[Data provided]

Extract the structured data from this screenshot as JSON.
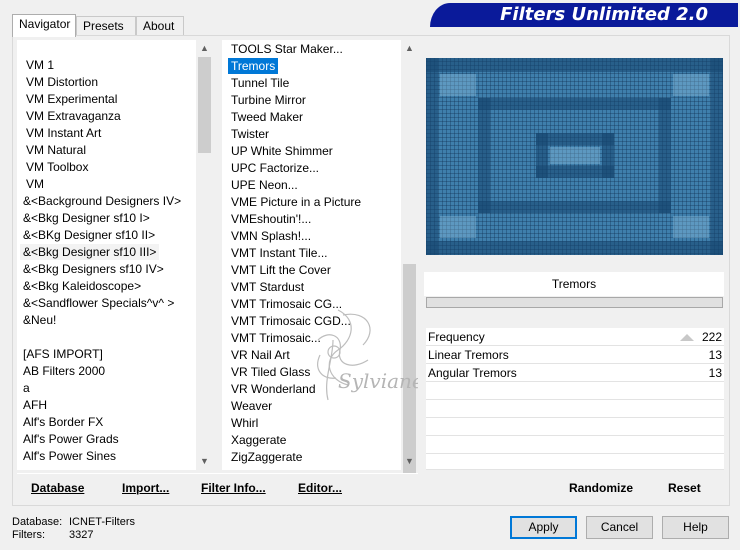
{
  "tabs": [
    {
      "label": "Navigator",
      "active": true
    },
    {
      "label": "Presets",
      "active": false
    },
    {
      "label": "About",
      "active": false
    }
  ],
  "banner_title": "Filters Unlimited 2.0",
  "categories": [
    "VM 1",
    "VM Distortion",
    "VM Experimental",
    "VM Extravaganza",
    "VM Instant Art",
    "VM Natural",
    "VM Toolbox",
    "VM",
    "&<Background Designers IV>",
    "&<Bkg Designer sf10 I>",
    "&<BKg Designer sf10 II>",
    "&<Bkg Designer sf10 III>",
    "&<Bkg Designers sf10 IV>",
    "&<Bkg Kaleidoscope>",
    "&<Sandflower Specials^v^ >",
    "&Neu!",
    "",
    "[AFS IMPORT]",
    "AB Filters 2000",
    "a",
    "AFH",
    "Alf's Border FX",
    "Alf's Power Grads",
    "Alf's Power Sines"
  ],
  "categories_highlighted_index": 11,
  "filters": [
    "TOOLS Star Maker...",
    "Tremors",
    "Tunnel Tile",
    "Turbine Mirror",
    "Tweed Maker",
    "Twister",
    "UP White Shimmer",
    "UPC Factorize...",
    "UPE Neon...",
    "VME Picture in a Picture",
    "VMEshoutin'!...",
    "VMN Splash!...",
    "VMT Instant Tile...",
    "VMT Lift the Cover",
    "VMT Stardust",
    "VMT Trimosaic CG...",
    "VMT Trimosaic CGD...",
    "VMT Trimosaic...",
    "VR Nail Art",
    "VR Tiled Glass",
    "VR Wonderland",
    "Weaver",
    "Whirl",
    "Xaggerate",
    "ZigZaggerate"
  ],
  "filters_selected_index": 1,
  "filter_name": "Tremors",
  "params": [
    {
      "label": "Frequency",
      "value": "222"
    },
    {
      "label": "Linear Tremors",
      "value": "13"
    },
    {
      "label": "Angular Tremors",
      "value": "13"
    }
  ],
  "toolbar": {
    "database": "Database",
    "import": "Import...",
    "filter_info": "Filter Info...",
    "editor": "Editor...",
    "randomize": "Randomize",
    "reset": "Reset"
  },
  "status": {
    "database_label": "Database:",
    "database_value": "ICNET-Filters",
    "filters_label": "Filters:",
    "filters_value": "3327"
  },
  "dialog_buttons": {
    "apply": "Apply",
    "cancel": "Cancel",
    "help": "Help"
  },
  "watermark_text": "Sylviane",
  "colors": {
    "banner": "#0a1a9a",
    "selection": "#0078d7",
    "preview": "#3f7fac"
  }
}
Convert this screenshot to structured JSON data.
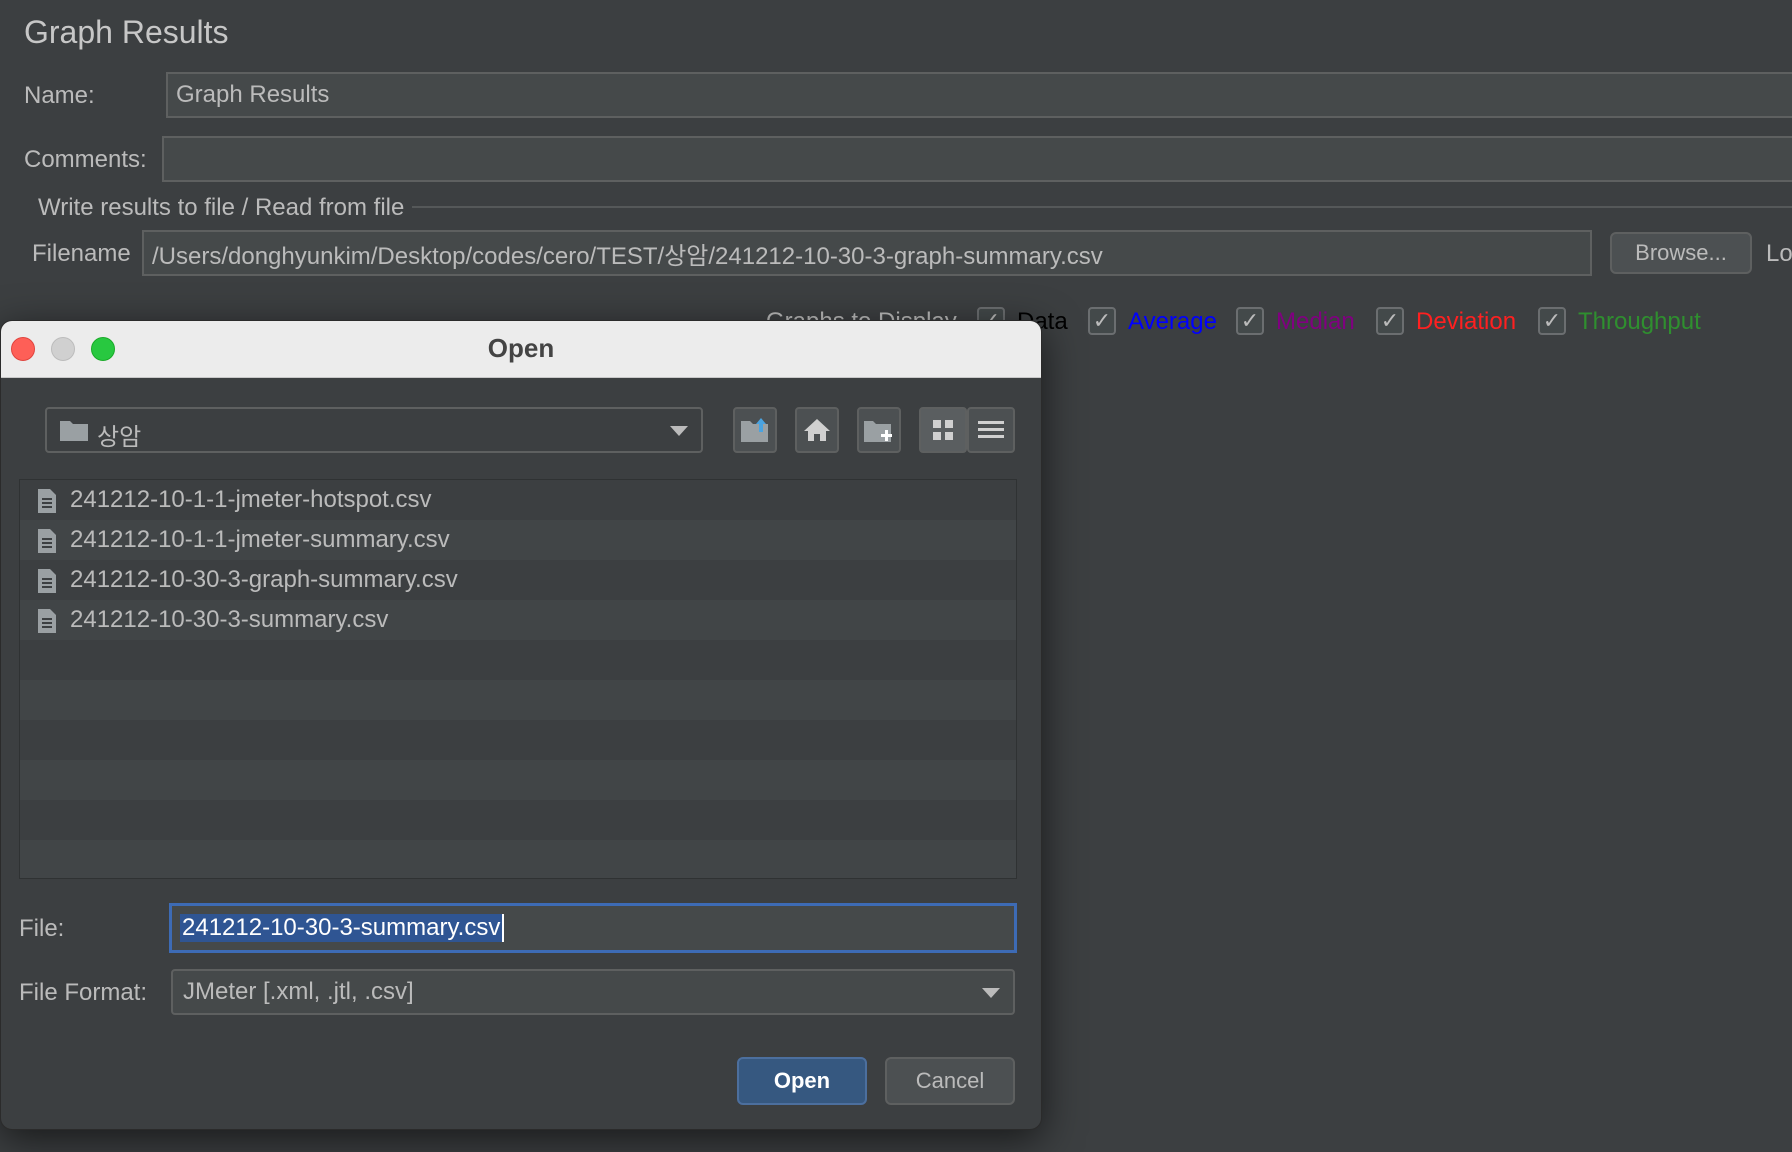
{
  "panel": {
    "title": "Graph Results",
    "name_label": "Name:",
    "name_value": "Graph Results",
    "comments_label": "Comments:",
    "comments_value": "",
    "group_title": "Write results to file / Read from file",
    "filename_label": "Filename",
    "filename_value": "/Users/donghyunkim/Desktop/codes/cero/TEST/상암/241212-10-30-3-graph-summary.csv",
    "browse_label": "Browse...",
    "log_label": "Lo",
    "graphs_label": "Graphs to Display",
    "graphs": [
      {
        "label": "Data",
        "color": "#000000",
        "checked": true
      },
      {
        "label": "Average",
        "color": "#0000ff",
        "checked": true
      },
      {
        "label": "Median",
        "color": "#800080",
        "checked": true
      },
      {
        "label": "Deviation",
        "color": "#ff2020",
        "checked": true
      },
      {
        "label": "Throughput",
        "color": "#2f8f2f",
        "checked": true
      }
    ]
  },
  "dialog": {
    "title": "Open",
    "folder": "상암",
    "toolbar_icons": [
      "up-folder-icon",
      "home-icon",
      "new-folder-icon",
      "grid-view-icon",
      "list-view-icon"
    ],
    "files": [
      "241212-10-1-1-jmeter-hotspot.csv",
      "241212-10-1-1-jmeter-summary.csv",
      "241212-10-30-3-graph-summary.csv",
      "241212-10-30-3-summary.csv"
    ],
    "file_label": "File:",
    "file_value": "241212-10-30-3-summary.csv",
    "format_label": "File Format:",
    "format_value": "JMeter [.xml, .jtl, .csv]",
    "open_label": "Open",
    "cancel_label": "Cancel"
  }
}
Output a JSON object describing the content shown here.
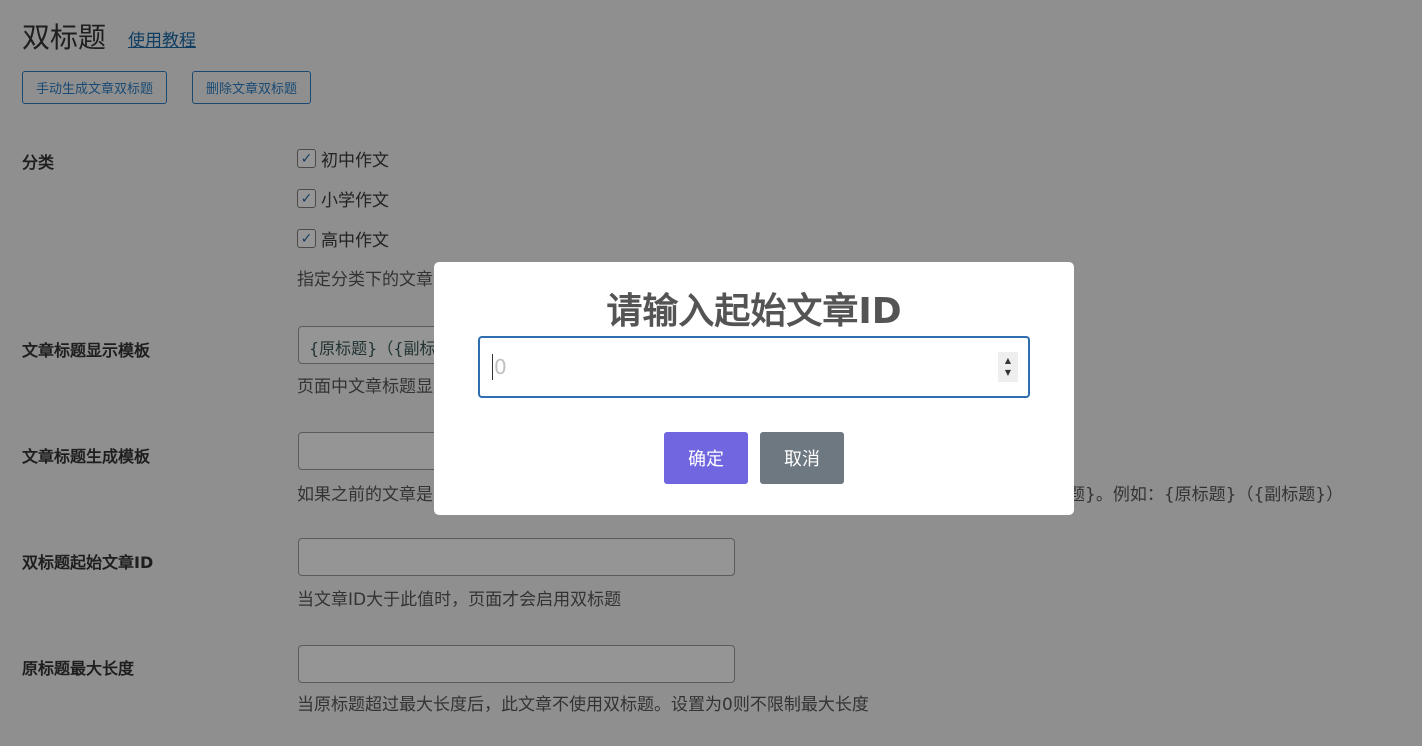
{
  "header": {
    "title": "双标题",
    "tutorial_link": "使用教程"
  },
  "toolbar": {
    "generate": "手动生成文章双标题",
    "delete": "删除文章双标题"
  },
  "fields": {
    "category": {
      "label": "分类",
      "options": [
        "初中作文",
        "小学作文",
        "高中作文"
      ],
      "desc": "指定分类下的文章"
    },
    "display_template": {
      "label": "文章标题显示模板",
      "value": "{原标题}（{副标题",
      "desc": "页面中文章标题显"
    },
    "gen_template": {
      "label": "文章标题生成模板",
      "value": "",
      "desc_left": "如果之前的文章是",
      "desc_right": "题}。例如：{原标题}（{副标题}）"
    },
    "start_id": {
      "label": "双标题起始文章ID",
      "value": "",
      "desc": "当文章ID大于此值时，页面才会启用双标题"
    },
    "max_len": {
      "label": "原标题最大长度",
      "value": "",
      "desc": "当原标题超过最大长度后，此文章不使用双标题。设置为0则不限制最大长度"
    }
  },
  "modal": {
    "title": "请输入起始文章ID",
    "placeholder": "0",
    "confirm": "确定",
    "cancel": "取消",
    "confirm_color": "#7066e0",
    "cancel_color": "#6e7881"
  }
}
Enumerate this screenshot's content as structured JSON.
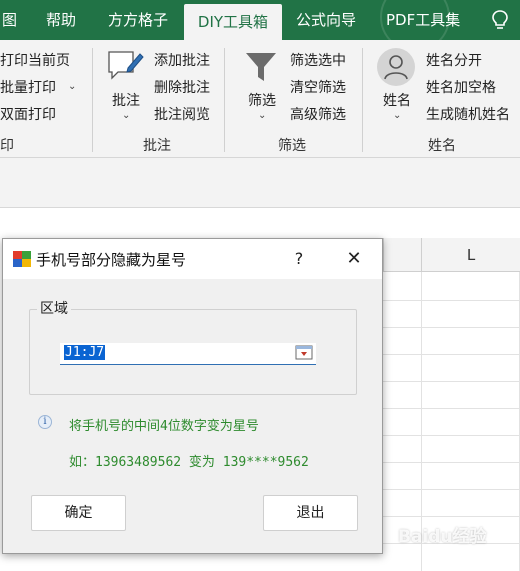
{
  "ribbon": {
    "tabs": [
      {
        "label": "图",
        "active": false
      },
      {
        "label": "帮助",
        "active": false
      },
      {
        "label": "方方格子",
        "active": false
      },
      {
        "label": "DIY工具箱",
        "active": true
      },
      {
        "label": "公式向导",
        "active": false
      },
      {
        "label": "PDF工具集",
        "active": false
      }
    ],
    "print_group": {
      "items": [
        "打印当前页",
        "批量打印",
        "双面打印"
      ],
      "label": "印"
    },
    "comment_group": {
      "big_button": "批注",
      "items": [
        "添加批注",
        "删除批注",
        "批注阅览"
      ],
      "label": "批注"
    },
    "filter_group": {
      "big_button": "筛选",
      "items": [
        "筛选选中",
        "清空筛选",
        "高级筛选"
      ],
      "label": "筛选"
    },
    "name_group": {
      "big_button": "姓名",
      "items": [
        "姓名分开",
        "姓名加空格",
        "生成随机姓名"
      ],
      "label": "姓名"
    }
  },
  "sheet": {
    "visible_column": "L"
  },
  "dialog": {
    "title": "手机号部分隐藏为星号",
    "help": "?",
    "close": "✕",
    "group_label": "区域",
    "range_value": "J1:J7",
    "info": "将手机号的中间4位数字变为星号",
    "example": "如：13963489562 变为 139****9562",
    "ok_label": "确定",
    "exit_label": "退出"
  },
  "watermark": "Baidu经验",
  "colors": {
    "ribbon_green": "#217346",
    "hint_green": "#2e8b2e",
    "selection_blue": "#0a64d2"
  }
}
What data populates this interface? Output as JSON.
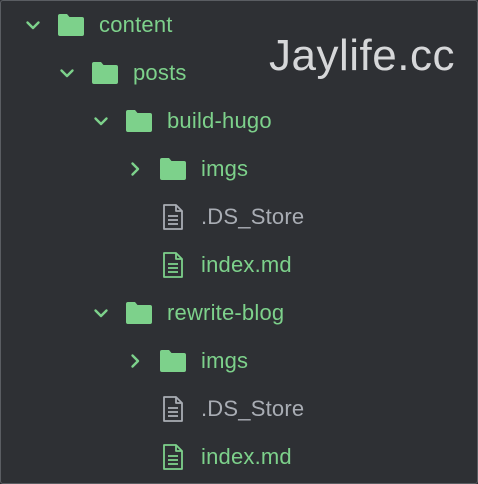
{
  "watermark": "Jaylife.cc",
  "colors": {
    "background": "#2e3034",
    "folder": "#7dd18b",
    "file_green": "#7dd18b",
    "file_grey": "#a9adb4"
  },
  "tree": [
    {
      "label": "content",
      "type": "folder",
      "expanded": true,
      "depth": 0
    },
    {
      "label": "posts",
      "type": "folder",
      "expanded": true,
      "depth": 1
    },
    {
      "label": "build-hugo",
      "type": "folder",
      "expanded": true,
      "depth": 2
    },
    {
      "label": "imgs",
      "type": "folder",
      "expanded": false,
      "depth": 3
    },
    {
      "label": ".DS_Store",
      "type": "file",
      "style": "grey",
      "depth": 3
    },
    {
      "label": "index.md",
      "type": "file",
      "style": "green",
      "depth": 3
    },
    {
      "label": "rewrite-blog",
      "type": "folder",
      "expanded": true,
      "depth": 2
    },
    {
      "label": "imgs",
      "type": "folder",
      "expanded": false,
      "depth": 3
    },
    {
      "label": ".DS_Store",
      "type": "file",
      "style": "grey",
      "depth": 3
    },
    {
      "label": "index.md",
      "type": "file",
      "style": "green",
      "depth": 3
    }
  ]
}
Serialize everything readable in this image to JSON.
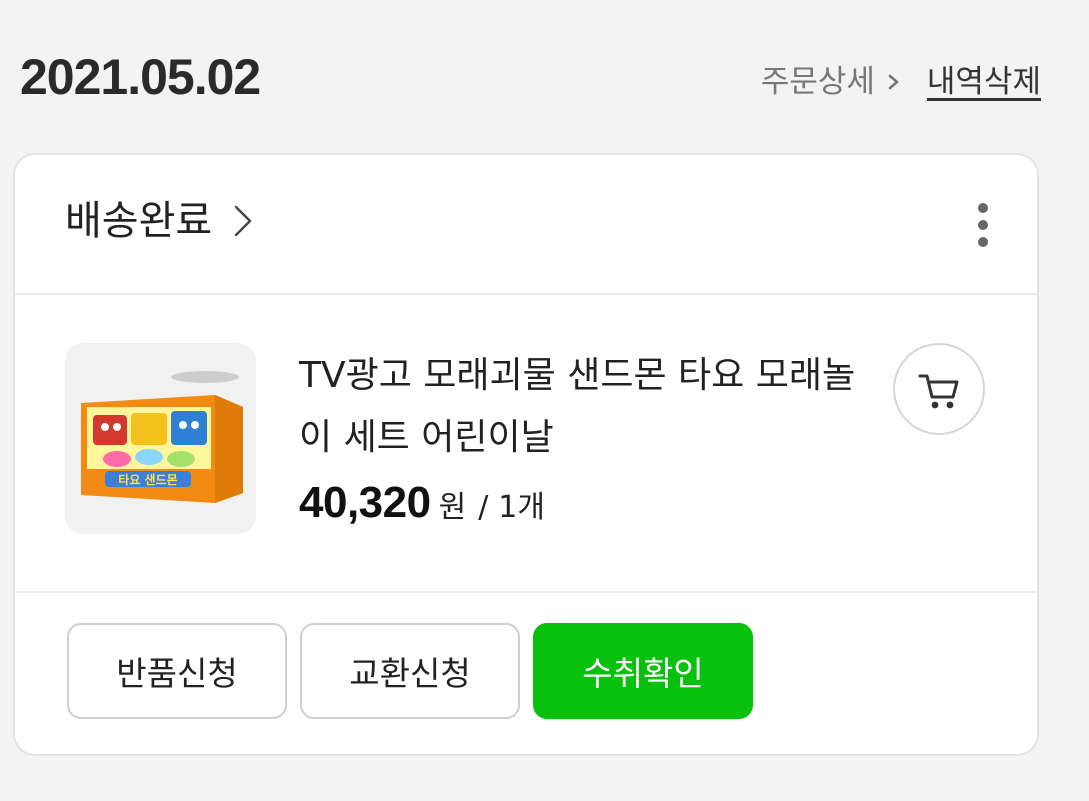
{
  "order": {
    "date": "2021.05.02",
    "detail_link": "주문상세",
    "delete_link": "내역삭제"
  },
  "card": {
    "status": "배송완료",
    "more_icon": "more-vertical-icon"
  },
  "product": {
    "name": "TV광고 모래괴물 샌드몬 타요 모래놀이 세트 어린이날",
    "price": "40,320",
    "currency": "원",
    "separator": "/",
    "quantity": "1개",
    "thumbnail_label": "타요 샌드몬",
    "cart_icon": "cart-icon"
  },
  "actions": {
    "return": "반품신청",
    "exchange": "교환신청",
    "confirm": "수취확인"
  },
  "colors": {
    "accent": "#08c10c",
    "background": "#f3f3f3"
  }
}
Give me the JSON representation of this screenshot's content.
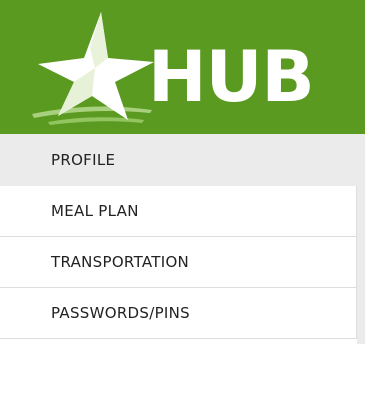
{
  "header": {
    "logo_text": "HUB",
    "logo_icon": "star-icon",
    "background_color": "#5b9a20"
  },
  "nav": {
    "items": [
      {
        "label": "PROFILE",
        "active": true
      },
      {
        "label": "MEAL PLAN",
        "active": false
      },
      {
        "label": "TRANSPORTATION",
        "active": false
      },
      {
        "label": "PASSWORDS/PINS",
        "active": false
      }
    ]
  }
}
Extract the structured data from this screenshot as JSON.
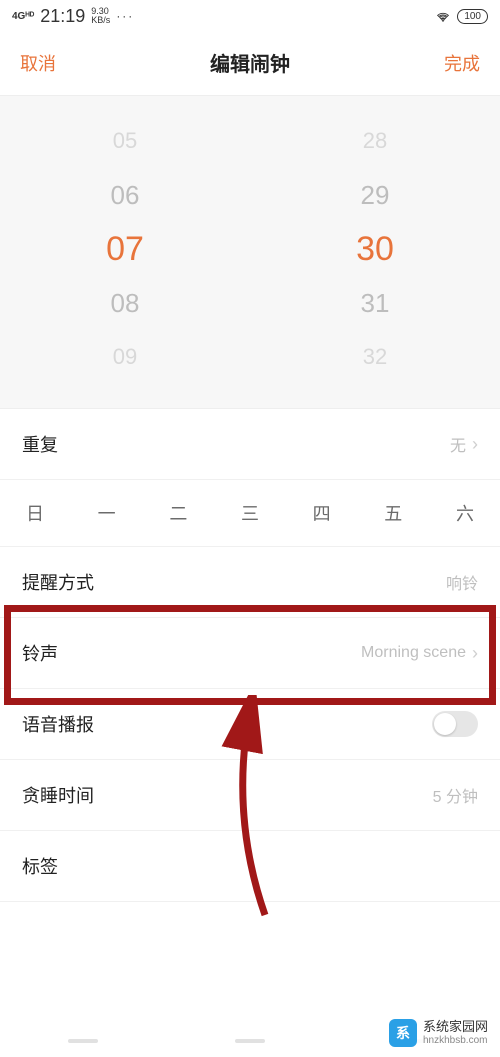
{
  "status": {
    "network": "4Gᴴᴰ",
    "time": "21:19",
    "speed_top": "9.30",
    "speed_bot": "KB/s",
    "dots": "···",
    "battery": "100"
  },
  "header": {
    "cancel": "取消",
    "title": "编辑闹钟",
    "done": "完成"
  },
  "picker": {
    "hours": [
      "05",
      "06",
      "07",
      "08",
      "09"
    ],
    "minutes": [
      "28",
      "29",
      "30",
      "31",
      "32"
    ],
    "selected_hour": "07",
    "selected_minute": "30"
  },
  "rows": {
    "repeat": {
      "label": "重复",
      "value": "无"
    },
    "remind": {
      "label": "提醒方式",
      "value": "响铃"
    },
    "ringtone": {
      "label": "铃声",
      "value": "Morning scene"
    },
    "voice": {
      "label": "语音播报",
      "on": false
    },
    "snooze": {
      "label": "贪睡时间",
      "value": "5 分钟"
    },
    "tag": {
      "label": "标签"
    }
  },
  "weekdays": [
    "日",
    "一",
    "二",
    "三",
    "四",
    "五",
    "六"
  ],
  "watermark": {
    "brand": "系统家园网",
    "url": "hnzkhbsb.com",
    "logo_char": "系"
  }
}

[Prompt]
Lines containing the string "this" are to be selected and copied.

[Expected output]
Extract the structured data from this screenshot as JSON.
Convert this screenshot to structured JSON data.
Enumerate this screenshot's content as structured JSON.
What data populates this interface? Output as JSON.
Serialize everything readable in this image to JSON.
Give me the JSON representation of this screenshot's content.
Extract the structured data from this screenshot as JSON.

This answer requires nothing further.